_Instructions to follow_
Restate all the material verbatim, except for the pictures.

_Materials provided_
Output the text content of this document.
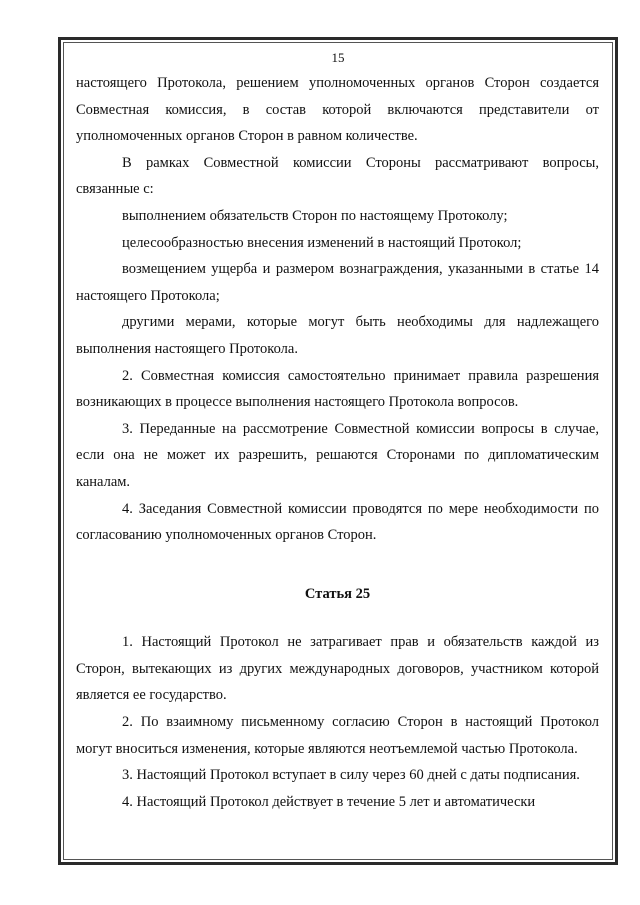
15

настоящего Протокола, решением уполномоченных органов Сторон создается Совместная комиссия, в состав которой включаются представители от уполномоченных органов Сторон в равном количестве.

В рамках Совместной комиссии Стороны рассматривают вопросы, связанные с:

выполнением обязательств Сторон по настоящему Протоколу;

целесообразностью внесения изменений в настоящий Протокол;

возмещением ущерба и размером вознаграждения, указанными в статье 14 настоящего Протокола;

другими мерами, которые могут быть необходимы для надлежащего выполнения настоящего Протокола.

2. Совместная комиссия самостоятельно принимает правила разрешения возникающих в процессе выполнения настоящего Протокола вопросов.

3. Переданные на рассмотрение Совместной комиссии вопросы в случае, если она не может их разрешить, решаются Сторонами по дипломатическим каналам.

4. Заседания Совместной комиссии проводятся по мере необходимости по согласованию уполномоченных органов Сторон.

Статья 25

1. Настоящий Протокол не затрагивает прав и обязательств каждой из Сторон, вытекающих из других международных договоров, участником которой является ее государство.

2. По взаимному письменному согласию Сторон в настоящий Протокол могут вноситься изменения, которые являются неотъемлемой частью Протокола.

3. Настоящий Протокол вступает в силу через 60 дней с даты подписания.

4. Настоящий Протокол действует в течение 5 лет и автоматически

_Full response_
Output the text content of this document.
15

настоящего Протокола, решением уполномоченных органов Сторон создается Совместная комиссия, в состав которой включаются представители от уполномоченных органов Сторон в равном количестве.

В рамках Совместной комиссии Стороны рассматривают вопросы, связанные с:

выполнением обязательств Сторон по настоящему Протоколу;

целесообразностью внесения изменений в настоящий Протокол;

возмещением ущерба и размером вознаграждения, указанными в статье 14 настоящего Протокола;

другими мерами, которые могут быть необходимы для надлежащего выполнения настоящего Протокола.

2. Совместная комиссия самостоятельно принимает правила разрешения возникающих в процессе выполнения настоящего Протокола вопросов.

3. Переданные на рассмотрение Совместной комиссии вопросы в случае, если она не может их разрешить, решаются Сторонами по дипломатическим каналам.

4. Заседания Совместной комиссии проводятся по мере необходимости по согласованию уполномоченных органов Сторон.

Статья 25

1. Настоящий Протокол не затрагивает прав и обязательств каждой из Сторон, вытекающих из других международных договоров, участником которой является ее государство.

2. По взаимному письменному согласию Сторон в настоящий Протокол могут вноситься изменения, которые являются неотъемлемой частью Протокола.

3. Настоящий Протокол вступает в силу через 60 дней с даты подписания.

4. Настоящий Протокол действует в течение 5 лет и автоматически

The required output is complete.